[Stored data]
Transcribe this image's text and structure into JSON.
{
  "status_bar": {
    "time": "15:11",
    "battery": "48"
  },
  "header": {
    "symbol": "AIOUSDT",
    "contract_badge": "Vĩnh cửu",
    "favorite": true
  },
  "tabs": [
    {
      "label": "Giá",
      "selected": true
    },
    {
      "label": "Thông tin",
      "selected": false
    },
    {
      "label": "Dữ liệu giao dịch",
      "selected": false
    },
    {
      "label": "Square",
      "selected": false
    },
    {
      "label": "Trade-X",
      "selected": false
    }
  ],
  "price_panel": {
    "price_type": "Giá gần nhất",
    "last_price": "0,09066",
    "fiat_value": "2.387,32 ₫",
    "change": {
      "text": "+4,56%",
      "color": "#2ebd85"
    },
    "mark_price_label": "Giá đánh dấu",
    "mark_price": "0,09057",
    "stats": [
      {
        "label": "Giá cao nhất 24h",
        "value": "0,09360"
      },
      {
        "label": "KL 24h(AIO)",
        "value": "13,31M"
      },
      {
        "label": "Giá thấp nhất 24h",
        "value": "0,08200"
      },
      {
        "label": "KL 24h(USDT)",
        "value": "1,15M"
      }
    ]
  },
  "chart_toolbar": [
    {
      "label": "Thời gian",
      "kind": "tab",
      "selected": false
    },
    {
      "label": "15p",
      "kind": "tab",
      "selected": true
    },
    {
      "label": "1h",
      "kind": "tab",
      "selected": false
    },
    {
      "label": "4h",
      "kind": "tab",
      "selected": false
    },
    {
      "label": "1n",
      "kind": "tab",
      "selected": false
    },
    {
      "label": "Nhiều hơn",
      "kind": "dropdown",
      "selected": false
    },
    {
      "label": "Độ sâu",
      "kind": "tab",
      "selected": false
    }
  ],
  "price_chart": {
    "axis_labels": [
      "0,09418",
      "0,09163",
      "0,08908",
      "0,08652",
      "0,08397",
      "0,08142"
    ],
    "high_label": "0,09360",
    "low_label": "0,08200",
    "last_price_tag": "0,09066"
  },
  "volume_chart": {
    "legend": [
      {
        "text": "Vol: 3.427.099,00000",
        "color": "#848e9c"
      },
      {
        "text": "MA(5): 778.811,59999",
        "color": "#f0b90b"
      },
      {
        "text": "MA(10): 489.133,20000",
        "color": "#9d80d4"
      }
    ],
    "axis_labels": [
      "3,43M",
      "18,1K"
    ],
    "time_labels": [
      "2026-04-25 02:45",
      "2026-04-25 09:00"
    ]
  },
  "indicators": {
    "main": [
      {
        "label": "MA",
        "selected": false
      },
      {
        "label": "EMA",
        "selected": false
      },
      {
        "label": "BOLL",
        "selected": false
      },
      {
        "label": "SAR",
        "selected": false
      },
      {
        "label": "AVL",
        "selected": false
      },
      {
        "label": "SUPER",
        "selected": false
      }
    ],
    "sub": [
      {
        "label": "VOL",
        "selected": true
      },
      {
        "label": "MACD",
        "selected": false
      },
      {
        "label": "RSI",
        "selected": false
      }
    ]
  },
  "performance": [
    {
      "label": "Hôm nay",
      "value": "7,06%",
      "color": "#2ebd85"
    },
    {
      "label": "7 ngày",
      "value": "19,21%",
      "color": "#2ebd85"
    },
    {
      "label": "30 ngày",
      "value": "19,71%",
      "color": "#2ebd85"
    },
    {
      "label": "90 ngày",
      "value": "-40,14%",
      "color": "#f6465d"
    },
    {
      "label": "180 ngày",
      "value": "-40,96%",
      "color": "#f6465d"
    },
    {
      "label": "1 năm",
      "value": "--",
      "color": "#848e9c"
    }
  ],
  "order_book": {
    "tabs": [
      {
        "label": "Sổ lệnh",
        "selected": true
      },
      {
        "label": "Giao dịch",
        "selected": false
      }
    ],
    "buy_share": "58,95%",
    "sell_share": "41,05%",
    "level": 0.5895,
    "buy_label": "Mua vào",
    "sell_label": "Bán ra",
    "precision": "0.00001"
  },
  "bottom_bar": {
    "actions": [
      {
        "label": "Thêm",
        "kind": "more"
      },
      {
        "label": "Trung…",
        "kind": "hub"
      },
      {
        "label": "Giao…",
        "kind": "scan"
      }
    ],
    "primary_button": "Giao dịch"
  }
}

**Exercise instructions:** Copy every line above that includes the string "text".

**Solved problem:**
Transcribe this image's text and structure into JSON.
      "text": "+4,56%",
        "text": "Vol: 3.427.099,00000",
        "text": "MA(5): 778.811,59999",
        "text": "MA(10): 489.133,20000",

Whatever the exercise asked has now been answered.